Restate the records in their entirety, word for word.

::: Extracted information :::

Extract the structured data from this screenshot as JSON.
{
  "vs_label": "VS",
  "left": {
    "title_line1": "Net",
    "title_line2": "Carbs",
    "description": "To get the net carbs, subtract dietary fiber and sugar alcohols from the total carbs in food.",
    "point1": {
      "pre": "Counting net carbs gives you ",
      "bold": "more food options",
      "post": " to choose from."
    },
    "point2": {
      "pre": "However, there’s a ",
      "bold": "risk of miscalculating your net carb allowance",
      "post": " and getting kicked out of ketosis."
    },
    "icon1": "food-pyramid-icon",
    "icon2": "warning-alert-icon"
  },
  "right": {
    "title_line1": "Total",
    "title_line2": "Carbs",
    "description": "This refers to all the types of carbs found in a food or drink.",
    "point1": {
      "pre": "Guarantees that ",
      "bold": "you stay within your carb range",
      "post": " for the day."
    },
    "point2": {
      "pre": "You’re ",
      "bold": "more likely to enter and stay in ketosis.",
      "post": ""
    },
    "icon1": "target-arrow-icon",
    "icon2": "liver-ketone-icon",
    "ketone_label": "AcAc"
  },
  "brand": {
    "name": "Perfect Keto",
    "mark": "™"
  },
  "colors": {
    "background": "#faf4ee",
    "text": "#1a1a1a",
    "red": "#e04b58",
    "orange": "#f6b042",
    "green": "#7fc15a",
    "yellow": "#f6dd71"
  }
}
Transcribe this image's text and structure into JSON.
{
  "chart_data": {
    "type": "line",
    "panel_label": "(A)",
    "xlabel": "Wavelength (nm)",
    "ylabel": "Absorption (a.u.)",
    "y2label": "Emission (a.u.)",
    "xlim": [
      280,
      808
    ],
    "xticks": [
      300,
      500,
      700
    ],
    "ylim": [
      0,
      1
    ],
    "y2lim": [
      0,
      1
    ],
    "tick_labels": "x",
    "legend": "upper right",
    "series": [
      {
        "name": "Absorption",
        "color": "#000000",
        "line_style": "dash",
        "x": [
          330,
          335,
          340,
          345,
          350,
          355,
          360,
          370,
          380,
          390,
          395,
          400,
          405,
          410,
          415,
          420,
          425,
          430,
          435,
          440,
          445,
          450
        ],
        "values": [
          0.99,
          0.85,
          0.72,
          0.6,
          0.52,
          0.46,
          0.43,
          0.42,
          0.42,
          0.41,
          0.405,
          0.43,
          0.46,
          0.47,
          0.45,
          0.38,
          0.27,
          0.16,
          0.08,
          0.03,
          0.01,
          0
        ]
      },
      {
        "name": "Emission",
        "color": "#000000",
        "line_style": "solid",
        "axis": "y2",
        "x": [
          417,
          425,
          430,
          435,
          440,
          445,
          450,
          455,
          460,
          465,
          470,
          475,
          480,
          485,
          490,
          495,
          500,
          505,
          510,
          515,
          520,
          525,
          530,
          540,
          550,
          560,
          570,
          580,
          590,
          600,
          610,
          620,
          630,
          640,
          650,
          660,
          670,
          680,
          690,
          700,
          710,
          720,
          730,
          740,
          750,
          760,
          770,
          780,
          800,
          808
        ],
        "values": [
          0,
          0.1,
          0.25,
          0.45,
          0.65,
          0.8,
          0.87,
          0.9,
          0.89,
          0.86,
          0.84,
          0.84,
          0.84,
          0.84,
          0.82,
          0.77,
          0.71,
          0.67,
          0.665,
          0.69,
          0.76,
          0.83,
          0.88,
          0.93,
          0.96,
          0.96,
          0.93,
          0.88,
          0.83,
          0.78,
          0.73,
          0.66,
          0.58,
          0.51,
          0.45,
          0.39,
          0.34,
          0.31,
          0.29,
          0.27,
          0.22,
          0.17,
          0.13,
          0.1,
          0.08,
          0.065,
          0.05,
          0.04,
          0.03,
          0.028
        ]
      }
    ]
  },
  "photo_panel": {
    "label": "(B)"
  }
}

:::

▶ [Expected output]:
Extract the structured data from this screenshot as JSON.
{
  "vs_label": "VS",
  "left": {
    "title_line1": "Net",
    "title_line2": "Carbs",
    "description": "To get the net carbs, subtract dietary fiber and sugar alcohols from the total carbs in food.",
    "point1": {
      "pre": "Counting net carbs gives you ",
      "bold": "more food options",
      "post": " to choose from."
    },
    "point2": {
      "pre": "However, there’s a ",
      "bold": "risk of miscalculating your net carb allowance",
      "post": " and getting kicked out of ketosis."
    },
    "icon1": "food-pyramid-icon",
    "icon2": "warning-alert-icon"
  },
  "right": {
    "title_line1": "Total",
    "title_line2": "Carbs",
    "description": "This refers to all the types of carbs found in a food or drink.",
    "point1": {
      "pre": "Guarantees that ",
      "bold": "you stay within your carb range",
      "post": " for the day."
    },
    "point2": {
      "pre": "You’re ",
      "bold": "more likely to enter and stay in ketosis.",
      "post": ""
    },
    "icon1": "target-arrow-icon",
    "icon2": "liver-ketone-icon",
    "ketone_label": "AcAc"
  },
  "brand": {
    "name": "Perfect Keto",
    "mark": "™"
  },
  "colors": {
    "background": "#faf4ee",
    "text": "#1a1a1a",
    "red": "#e04b58",
    "orange": "#f6b042",
    "green": "#7fc15a",
    "yellow": "#f6dd71"
  }
}
Transcribe this image's text and structure into JSON.
{
  "chart_data": {
    "type": "line",
    "panel_label": "(A)",
    "xlabel": "Wavelength (nm)",
    "ylabel": "Absorption (a.u.)",
    "y2label": "Emission (a.u.)",
    "xlim": [
      280,
      808
    ],
    "xticks": [
      300,
      500,
      700
    ],
    "ylim": [
      0,
      1
    ],
    "y2lim": [
      0,
      1
    ],
    "tick_labels": "x",
    "legend": "upper right",
    "series": [
      {
        "name": "Absorption",
        "color": "#000000",
        "line_style": "dash",
        "x": [
          330,
          335,
          340,
          345,
          350,
          355,
          360,
          370,
          380,
          390,
          395,
          400,
          405,
          410,
          415,
          420,
          425,
          430,
          435,
          440,
          445,
          450
        ],
        "values": [
          0.99,
          0.85,
          0.72,
          0.6,
          0.52,
          0.46,
          0.43,
          0.42,
          0.42,
          0.41,
          0.405,
          0.43,
          0.46,
          0.47,
          0.45,
          0.38,
          0.27,
          0.16,
          0.08,
          0.03,
          0.01,
          0
        ]
      },
      {
        "name": "Emission",
        "color": "#000000",
        "line_style": "solid",
        "axis": "y2",
        "x": [
          417,
          425,
          430,
          435,
          440,
          445,
          450,
          455,
          460,
          465,
          470,
          475,
          480,
          485,
          490,
          495,
          500,
          505,
          510,
          515,
          520,
          525,
          530,
          540,
          550,
          560,
          570,
          580,
          590,
          600,
          610,
          620,
          630,
          640,
          650,
          660,
          670,
          680,
          690,
          700,
          710,
          720,
          730,
          740,
          750,
          760,
          770,
          780,
          800,
          808
        ],
        "values": [
          0,
          0.1,
          0.25,
          0.45,
          0.65,
          0.8,
          0.87,
          0.9,
          0.89,
          0.86,
          0.84,
          0.84,
          0.84,
          0.84,
          0.82,
          0.77,
          0.71,
          0.67,
          0.665,
          0.69,
          0.76,
          0.83,
          0.88,
          0.93,
          0.96,
          0.96,
          0.93,
          0.88,
          0.83,
          0.78,
          0.73,
          0.66,
          0.58,
          0.51,
          0.45,
          0.39,
          0.34,
          0.31,
          0.29,
          0.27,
          0.22,
          0.17,
          0.13,
          0.1,
          0.08,
          0.065,
          0.05,
          0.04,
          0.03,
          0.028
        ]
      }
    ]
  },
  "photo_panel": {
    "label": "(B)"
  }
}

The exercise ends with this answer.